WHAT YOU HAVE TO DO
Lay out the records below as a Markdown table with the columns "Row" and "Line," numbering each row and leaving out blank lines. Cover only the part that opens with the first line and closes with the line containing "trade-amount: 0.2 bbox=[1848, 583, 1867, 595]", both included.
──────────────────────────────
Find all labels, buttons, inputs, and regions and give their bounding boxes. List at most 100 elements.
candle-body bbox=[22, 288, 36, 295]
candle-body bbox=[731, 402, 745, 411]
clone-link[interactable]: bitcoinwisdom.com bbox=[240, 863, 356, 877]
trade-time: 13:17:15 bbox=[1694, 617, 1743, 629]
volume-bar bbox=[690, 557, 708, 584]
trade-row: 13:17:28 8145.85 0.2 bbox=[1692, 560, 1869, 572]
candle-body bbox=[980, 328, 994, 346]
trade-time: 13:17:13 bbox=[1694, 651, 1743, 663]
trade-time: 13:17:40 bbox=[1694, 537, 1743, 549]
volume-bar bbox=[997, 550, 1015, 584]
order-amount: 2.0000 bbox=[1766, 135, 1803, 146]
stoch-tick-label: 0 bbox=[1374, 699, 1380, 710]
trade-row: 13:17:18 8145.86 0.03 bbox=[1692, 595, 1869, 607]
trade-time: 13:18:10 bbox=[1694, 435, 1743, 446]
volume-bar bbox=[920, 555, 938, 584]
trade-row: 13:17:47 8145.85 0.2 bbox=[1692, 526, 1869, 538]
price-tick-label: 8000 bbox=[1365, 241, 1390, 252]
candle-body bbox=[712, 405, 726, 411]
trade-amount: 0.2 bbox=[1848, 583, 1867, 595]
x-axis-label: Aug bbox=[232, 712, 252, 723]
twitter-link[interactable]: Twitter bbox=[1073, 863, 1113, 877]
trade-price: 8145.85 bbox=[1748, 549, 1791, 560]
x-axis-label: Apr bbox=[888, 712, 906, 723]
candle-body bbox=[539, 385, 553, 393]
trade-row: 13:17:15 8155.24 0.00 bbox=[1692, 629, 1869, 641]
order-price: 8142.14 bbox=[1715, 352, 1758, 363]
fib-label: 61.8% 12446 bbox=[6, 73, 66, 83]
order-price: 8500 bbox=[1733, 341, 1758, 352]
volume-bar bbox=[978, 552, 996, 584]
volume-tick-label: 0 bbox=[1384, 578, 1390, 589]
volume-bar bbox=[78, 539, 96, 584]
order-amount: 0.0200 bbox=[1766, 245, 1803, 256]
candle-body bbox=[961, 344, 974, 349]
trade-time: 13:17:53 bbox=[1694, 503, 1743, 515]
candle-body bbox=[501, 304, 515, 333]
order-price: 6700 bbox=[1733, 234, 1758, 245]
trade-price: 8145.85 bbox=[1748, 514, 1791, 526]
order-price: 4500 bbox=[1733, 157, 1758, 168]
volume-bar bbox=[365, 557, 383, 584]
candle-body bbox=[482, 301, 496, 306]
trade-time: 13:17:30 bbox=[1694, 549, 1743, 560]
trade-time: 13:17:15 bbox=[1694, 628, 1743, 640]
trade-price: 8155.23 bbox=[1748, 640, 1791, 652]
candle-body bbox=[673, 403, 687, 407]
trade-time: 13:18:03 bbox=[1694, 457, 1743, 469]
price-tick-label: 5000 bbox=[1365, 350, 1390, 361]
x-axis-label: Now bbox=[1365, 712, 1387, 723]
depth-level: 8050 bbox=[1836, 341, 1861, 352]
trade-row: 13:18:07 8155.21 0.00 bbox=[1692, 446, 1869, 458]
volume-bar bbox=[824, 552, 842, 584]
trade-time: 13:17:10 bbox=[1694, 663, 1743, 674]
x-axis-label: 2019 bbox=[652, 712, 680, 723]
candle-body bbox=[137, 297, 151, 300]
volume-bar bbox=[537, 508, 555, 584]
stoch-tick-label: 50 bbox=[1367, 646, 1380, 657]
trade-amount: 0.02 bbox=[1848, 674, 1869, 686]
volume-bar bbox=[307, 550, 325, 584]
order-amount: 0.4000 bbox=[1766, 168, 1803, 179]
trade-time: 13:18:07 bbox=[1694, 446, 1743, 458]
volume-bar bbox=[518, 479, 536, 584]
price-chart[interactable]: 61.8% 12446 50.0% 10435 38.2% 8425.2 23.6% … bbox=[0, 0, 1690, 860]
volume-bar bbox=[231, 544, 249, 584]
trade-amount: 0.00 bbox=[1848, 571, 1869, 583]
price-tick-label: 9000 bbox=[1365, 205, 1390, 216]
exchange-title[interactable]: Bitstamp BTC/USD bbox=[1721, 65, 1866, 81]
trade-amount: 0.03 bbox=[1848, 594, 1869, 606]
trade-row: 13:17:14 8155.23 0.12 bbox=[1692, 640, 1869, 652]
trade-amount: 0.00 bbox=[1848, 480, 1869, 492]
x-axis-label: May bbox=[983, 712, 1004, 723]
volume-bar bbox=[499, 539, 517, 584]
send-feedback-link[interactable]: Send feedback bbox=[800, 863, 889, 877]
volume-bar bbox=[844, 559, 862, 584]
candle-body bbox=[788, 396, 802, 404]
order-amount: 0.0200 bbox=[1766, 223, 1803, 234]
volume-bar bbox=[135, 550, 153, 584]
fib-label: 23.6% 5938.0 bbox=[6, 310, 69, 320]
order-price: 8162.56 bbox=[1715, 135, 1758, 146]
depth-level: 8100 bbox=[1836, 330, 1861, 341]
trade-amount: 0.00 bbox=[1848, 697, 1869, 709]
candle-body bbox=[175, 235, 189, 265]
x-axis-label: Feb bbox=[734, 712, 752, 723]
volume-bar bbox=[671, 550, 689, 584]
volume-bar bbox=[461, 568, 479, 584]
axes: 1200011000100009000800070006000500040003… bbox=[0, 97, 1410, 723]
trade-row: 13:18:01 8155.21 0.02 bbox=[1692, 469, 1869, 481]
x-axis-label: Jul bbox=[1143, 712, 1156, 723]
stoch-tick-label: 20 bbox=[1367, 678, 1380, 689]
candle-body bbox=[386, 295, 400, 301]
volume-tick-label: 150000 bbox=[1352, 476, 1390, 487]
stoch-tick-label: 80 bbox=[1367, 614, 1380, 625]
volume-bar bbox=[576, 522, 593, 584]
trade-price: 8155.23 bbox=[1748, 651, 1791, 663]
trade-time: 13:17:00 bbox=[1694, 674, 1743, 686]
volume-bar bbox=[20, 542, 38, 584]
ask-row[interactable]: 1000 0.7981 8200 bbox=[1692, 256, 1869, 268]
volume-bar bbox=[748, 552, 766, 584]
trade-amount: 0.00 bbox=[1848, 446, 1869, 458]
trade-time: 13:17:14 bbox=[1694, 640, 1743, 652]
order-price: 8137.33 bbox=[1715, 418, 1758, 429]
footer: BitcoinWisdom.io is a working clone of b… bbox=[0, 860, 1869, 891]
──────────────────────────────
SOLUTION TO THIS PROBLEM
| Row | Line |
|---|---|
| 1 | Find all labels, buttons, inputs, and regions and give their bounding boxes. List at most 100 elements. |
| 2 | candle-body bbox=[22, 288, 36, 295] |
| 3 | candle-body bbox=[731, 402, 745, 411] |
| 4 | clone-link[interactable]: bitcoinwisdom.com bbox=[240, 863, 356, 877] |
| 5 | trade-time: 13:17:15 bbox=[1694, 617, 1743, 629] |
| 6 | volume-bar bbox=[690, 557, 708, 584] |
| 7 | trade-row: 13:17:28 8145.85 0.2 bbox=[1692, 560, 1869, 572] |
| 8 | candle-body bbox=[980, 328, 994, 346] |
| 9 | trade-time: 13:17:13 bbox=[1694, 651, 1743, 663] |
| 10 | trade-time: 13:17:40 bbox=[1694, 537, 1743, 549] |
| 11 | volume-bar bbox=[997, 550, 1015, 584] |
| 12 | order-amount: 2.0000 bbox=[1766, 135, 1803, 146] |
| 13 | stoch-tick-label: 0 bbox=[1374, 699, 1380, 710] |
| 14 | trade-row: 13:17:18 8145.86 0.03 bbox=[1692, 595, 1869, 607] |
| 15 | trade-time: 13:18:10 bbox=[1694, 435, 1743, 446] |
| 16 | volume-bar bbox=[920, 555, 938, 584] |
| 17 | trade-row: 13:17:47 8145.85 0.2 bbox=[1692, 526, 1869, 538] |
| 18 | price-tick-label: 8000 bbox=[1365, 241, 1390, 252] |
| 19 | candle-body bbox=[712, 405, 726, 411] |
| 20 | trade-amount: 0.2 bbox=[1848, 583, 1867, 595] |